Task 1 — In the passage on construction tax reform, what value-added tax rate would apply during the pilot period?

Document passage —
========================================================================

Mr. Lu Guiqing, Delegate to National People’s Congress, also President of China Construction Fifth Engineering Group Corp. Ltd, expressed his opinion on this tax reform and advised for a 6% tax rate for construction industry.
The gap between theory and reality
Tax reform of construction industry hasn’t been executed yet, while replacement of sales tax by value-added tax is irreversible.
Lu Guiqing contended that according to current tax arrangement, construction enterprises bear more tax than enterprises of other industry. Data disclosed by National Bureau of Statistics indicates that tax levied on industrial enterprises above national scale was 50 percent of their net profit, but 100 percent of net profit against construction enterprises in 2012.
Construction enterprises make low profit in a whole and belong to little-profit industry. Net profit rate of listed construction companies was 2.4% in 2012, compared to 2.8% in 2011. Data released by National Bureau of Statistics shows that the highest yearly net profit rate achieved by construction enterprise in 2005-2012 was at best 3.5%.
The low profitability of construction industry should be mainly ascribed to the bidding disorder in construction industry in recent years, which consumes part of enterprises’ due profit. Chan Yan, Analyst of Shanghai Luban Consultancy Co., Ltd attributed increased cost and decreased gross profit of construction enterprises to greatly increased financing & labor cost.
Value-added tax rate during pilot period would be 11% in accordance with a notification jointly issued by Ministry of Finance & State Administration of Taxation with regard to Pilot Plan of Replacement of Sales Tax with Value-added Tax. After release of this news, related associations across the nation continually call construction enterprises to make assessment. China Construction Accounting Association also published its study report in this regard.
Actually, if 11% of tax rate is put in practice, overall tax burden of construction enterprises, by theoretical calculation, will remain unchanged or decrease slightly. Calculations by China Construction Accounting Association and pertinent organizations indicate that tax borne by construction enterprises will substantially increase after sale tax is replaced by value-added tax, and over 85% enterprises will service more tax.
An interviewed construction enterprise told reporters that it’s business income in 2012 totaled 20 billion Yuan. By rough calculation, it should be taxed 3% of the income before tax reform, but the tax rate would increase by about 2% if value-added tax is implemented.
In a report submitted by Lu Guiqing on Suggestions to Moderately Lower Value-added Tax Levied on Construction Enterprises, Mr. Lu listed tax changes of 10 construction enterprises subject to tax reform, whose tax will increase by 1.56% on average after value-added tax is adopted, with maximum 1.9% tax increase for some enterprise.
Increased tax further cuts net profit of construction enterprises, driving those enterprises which make meager profit go from bad to worse condition.
Invoice Dilemma after value-added tax is implemented.
The question is, why will construction enterprises service more tax in a circumstance where value-added tax is designed to their tax burden? People of this industry argue that the big difference between theory and reality results from the dilemma that tax on some incoming account can’t be deducted. Mr. Lu Guiqing also analyzed the financial indicator change after implementation of value-added tax.
Mr. Lu maintains that value-added tax is collected beyond price. On the one hand, in a value-added tax system, 11% of value-added tax is deducted from original sales tax, thus reducing income by 9.9%; on the other hand, as tax and cash outflow increase, the total profit decreases. In essence, invoice for incoming items can’t be fully collected, so there will be less tax deduction, causing tax and cash outflow to increase and profit to decrease.

========================================================================

Task 2 — Rewrite the lines of the records that begin at the line containing "colony (405, 139, 408, 142)" and stop after the line containing "data-point (398, 584, 404, 589)". Replace "colony" with "cluster" and leave everything else unchanged.

========================================================================

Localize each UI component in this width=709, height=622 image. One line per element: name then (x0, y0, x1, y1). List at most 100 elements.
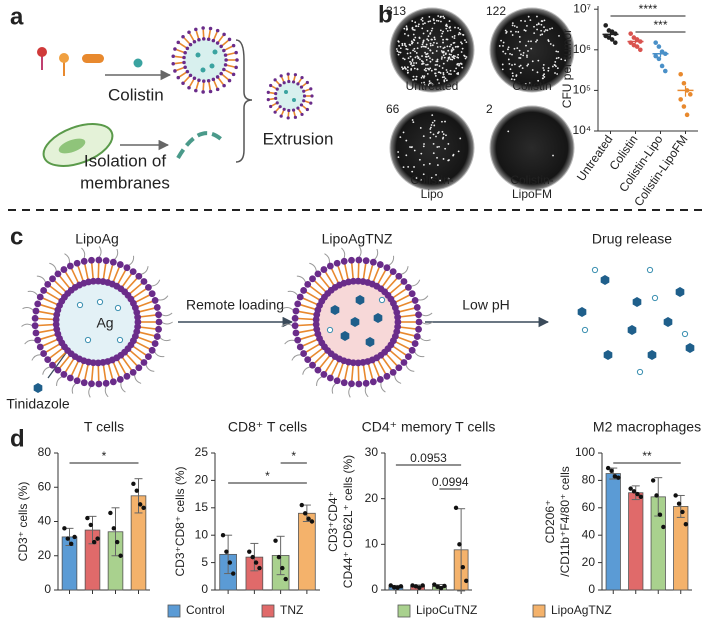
colony (405, 139, 408, 142)
colony (407, 165, 410, 168)
colony (547, 39, 550, 41)
colony (448, 45, 451, 48)
lipid-head (405, 353, 412, 361)
data-point (131, 481, 136, 487)
colony (519, 64, 522, 67)
lipid-head (176, 75, 181, 80)
colony (546, 29, 549, 32)
lipid-head (395, 272, 403, 280)
lipid-head (355, 256, 363, 264)
lipid-head (309, 87, 313, 91)
lipid-tail (49, 347, 63, 359)
lipid-head (171, 54, 175, 59)
lipid-tail (59, 275, 71, 289)
data-point (683, 522, 689, 527)
colony (422, 76, 425, 79)
data-point (398, 584, 404, 589)
step-label: Remote loading (186, 297, 284, 313)
colony (542, 74, 545, 77)
lipid-tail (45, 343, 61, 353)
legend-swatch (167, 604, 181, 618)
colony (504, 52, 507, 55)
lipid-tail (397, 300, 413, 308)
lipid-head (266, 98, 270, 102)
lipid-head (415, 325, 422, 333)
peg-chain (150, 279, 161, 287)
colony (450, 50, 453, 53)
colony (397, 40, 400, 43)
lipid-head (222, 48, 226, 53)
lipid-head (54, 366, 62, 374)
dish-label: LipoFM (512, 187, 552, 201)
step-label: membranes (80, 173, 170, 192)
data-point (65, 536, 71, 541)
colony (459, 62, 462, 65)
colony (556, 73, 559, 75)
colony (448, 20, 451, 22)
data-point (635, 491, 640, 497)
colony (517, 31, 520, 33)
colony (406, 66, 409, 69)
colony (425, 43, 428, 46)
legend-swatch (532, 604, 546, 618)
data-point (257, 565, 262, 571)
lipid-head (187, 85, 191, 90)
lipid-head (273, 110, 277, 114)
y-tick-label: 10 (195, 527, 209, 541)
colony (459, 137, 462, 140)
colony (395, 48, 398, 50)
colony (427, 67, 429, 70)
colony (427, 55, 430, 58)
lipid-tail (121, 273, 132, 288)
lipid-head (286, 116, 290, 120)
colony (436, 156, 438, 159)
colony (449, 58, 452, 61)
lipid-head (413, 304, 421, 311)
lipid-head (287, 79, 291, 84)
lipid-tail (49, 285, 63, 297)
colony (412, 38, 415, 41)
colony (507, 48, 509, 51)
lipid-tail (314, 351, 327, 364)
peg-chain (159, 336, 171, 342)
lipid-head (31, 322, 39, 330)
colony (533, 32, 536, 35)
colony (564, 59, 567, 62)
colony (418, 36, 421, 39)
lipid-tail (398, 331, 415, 337)
data-point (438, 585, 444, 591)
lipid-head (223, 63, 228, 67)
colony (422, 23, 424, 25)
lipid-tail (208, 81, 212, 91)
lipid-tail (367, 363, 374, 380)
colony (422, 45, 425, 48)
colony (410, 62, 413, 64)
peg-chain (161, 321, 173, 325)
colony (421, 43, 424, 46)
lipid-head (183, 65, 187, 69)
lipid-head (176, 40, 181, 45)
lipid-head (235, 58, 239, 62)
colony (552, 154, 554, 157)
colony (406, 52, 409, 55)
colony (530, 40, 532, 43)
peg-chain (331, 382, 337, 394)
lipid-tail (314, 280, 327, 293)
colony (543, 26, 545, 28)
lipid-head (135, 364, 143, 372)
colony (464, 39, 466, 42)
colony (430, 126, 432, 129)
lipid-head (202, 37, 206, 41)
peg-chain (296, 275, 307, 284)
lipid-head (185, 69, 190, 74)
data-point (410, 583, 415, 588)
colony (445, 69, 448, 71)
lipid-icon (37, 47, 47, 57)
step-label: Isolation of (84, 151, 166, 170)
colony (449, 26, 452, 28)
lipid-tail (271, 85, 277, 90)
data-point (656, 44, 662, 49)
colony (560, 58, 563, 61)
lipid-head (36, 343, 44, 351)
colony (442, 38, 444, 41)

========================================================================

Complete response 1 — 11%

Complete response 2 —
cluster (405, 139, 408, 142)
cluster (407, 165, 410, 168)
cluster (547, 39, 550, 41)
cluster (448, 45, 451, 48)
lipid-head (405, 353, 412, 361)
data-point (131, 481, 136, 487)
cluster (519, 64, 522, 67)
lipid-head (176, 75, 181, 80)
cluster (546, 29, 549, 32)
lipid-head (395, 272, 403, 280)
lipid-head (355, 256, 363, 264)
lipid-head (309, 87, 313, 91)
lipid-tail (49, 347, 63, 359)
lipid-head (171, 54, 175, 59)
lipid-tail (59, 275, 71, 289)
data-point (683, 522, 689, 527)
cluster (422, 76, 425, 79)
data-point (398, 584, 404, 589)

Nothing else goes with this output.